- Document passage:
◆ ◆ ◆

You took me back to the beautiful memories of fishing with my Dad. I naturally loosened my knees to absorb the waves, having my sea legs. Funny enough I had to find my land legs when we got home. 💞
I can honestly say that the "me" I was a year ago feels like a total stranger, and the year feels like a lifetime with all of the internal changes we've been through. Holy smokes! Part of me still has a hard time processing how MASSIVE this thing we're experiencing really is. Gotta keep reminding myself: "Drop into the heart, drop into the heart." That really is where the sea legs live, and the only thing that stabilizes me. Thanks, Kerry. All the hugs to you. I appreciate you.
It's amazing how your descriptions exactly match my situations! I have been going thru such nerve wrecking complications right now, that it's almost taking me to a point where I can't wait to get it done and over with. Enduring it, is a pain but I do understand that somehow, I have to cope and keep on going and maintaining my calm, though a strange feeling of unease is there all the time, making me think, exactly like you said, why and how did I manifest this? How could've I committed so many blunders? It's taking all my strength and patience to not go mad and crazy! But I can't sleep properly at night and do cry sometimes to let off the build up pressure! And you are right, unimaginable and strange problems and so many coming all at once! Makes me question my own sanity and intelligence!😢 Thanks Kerry, for this support!❤
Presence out the wazoo! I haven’t been this present since I was a child out playing by myself, feels like riding my bike around the block alone again. Pure bliss & pure freedom. Safe to say I’ve waited my whole life for this. We are FREE at last 🎉
@jayrayhenny89 I love this SO much. Those are my most favorite memories of all as a kid. Just hopping on my bike and tooling around by myself. Even now, I'll pass these big empty buildings with massive, winding, parking lots here in NorCal, on the outskirts of town, and dream about just taking my bike out there and riding round and round and round the lot... 🚲 🚲 🚲 ❤️
Ugh I want this ancestral stuff to end! Every day I’m hit with memories that are cringy that I never want to think of again, ailments and discomforts my parents had I’m experiencing. I’m constantly feeling 3D/5D, feels like I run out of “time” every day and I’m running on the hamster wheel. Let me off! Crystalline is going to be AMAZING, so excited! Love to All You❤ Natasha G
I get it, those cringy feelings are tough but that's exactly what we need to do, feel them. It just wants to pass through you. The cringe gets less & less, I promise! You got this🤗❤
Best thing I ever did was join Kerry and her PLT. WE are held in so much love and support to navigate through what is happening NOW namaste Kerry for PLT 💜🌻🌷🦋🧚💥💜
Exactly what I needed to hear! These last three weeks have been absolutely incredible with sudden, unexpected, significant events, no time to think and adapt immediately. Arriving like buckets of water in the face indeed, some were truly enchanting miracles, others frightening shocks. And everything is fine! Because I felt each of these events as “timeline jumps” indeed. Thank you so much, Kerry :)
Thank you Kerry. I am so blessed to be part of the PLT and to receive all of this and so much more from you and the Tribe. My favorite part of every RUclips video you do is the sharing of love from your heart. I feel it so deeply and it is so nourishing and healing. I accept the invitation; I accept the love. Getting my sea legs on. Thank you. Love from my heart to yours!

◆ ◆ ◆

- Dataset excerpt:
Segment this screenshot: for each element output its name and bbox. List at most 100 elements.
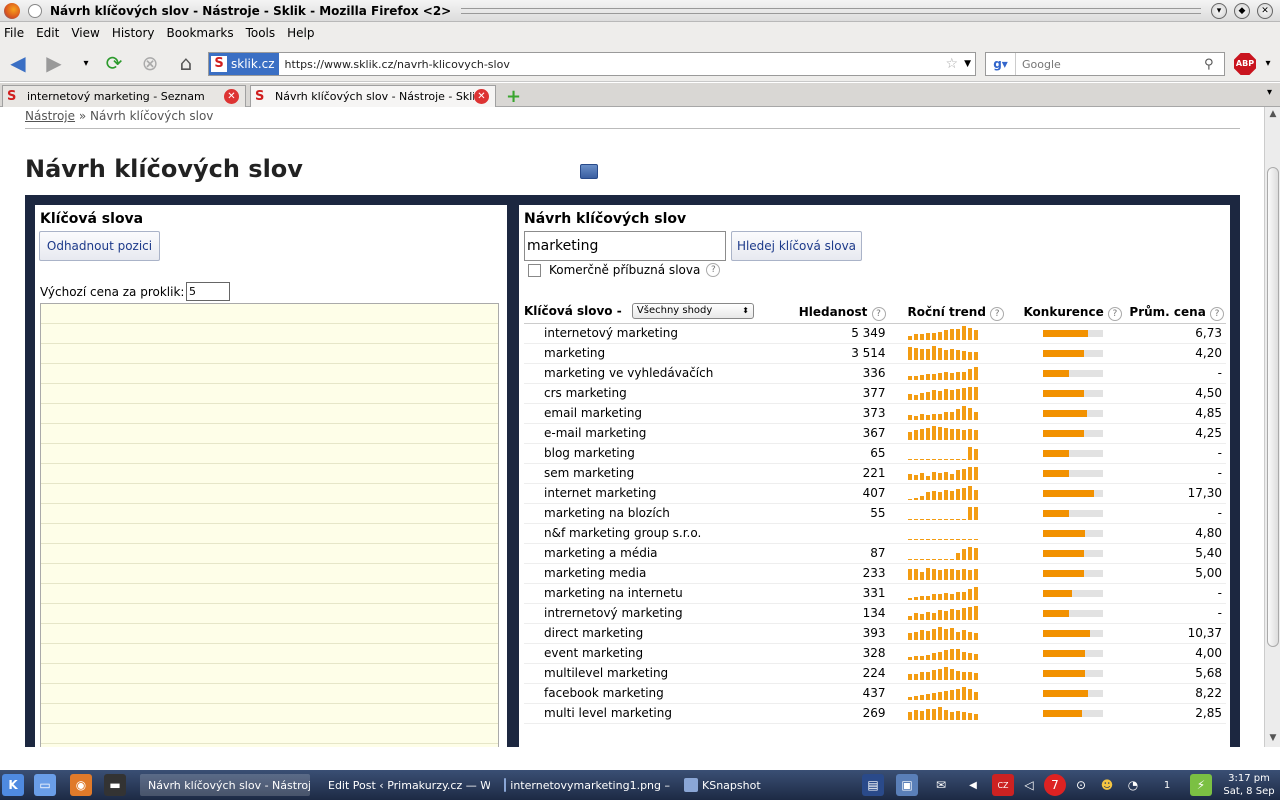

◆ ◆ ◆

- Objective 1:
Please answer these questions about the comments:
(a) What did the first commenter have to find after getting home?
(b) For how long does the commenter who mentions "timeline jumps" say the sudden events have been happening?
(c) Where does the commenter replying to @jayrayhenny89 pass big empty buildings with winding parking lots?
- Objective 2:
Rewrite the part of the comments starting with "Thank you Kerry." and going on through "heart to yours!", with "nourishing" changed to "comforting".
The listing has no connection to the comments.

- Written reply 1:
(a) Their land legs.
(b) The last three weeks.
(c) In NorCal, on the outskirts of town.

- Written reply 2:
Thank you Kerry. I am so blessed to be part of the PLT and to receive all of this and so much more from you and the Tribe. My favorite part of every RUclips video you do is the sharing of love from your heart. I feel it so deeply and it is so comforting and healing. I accept the invitation; I accept the love. Getting my sea legs on. Thank you. Love from my heart to yours!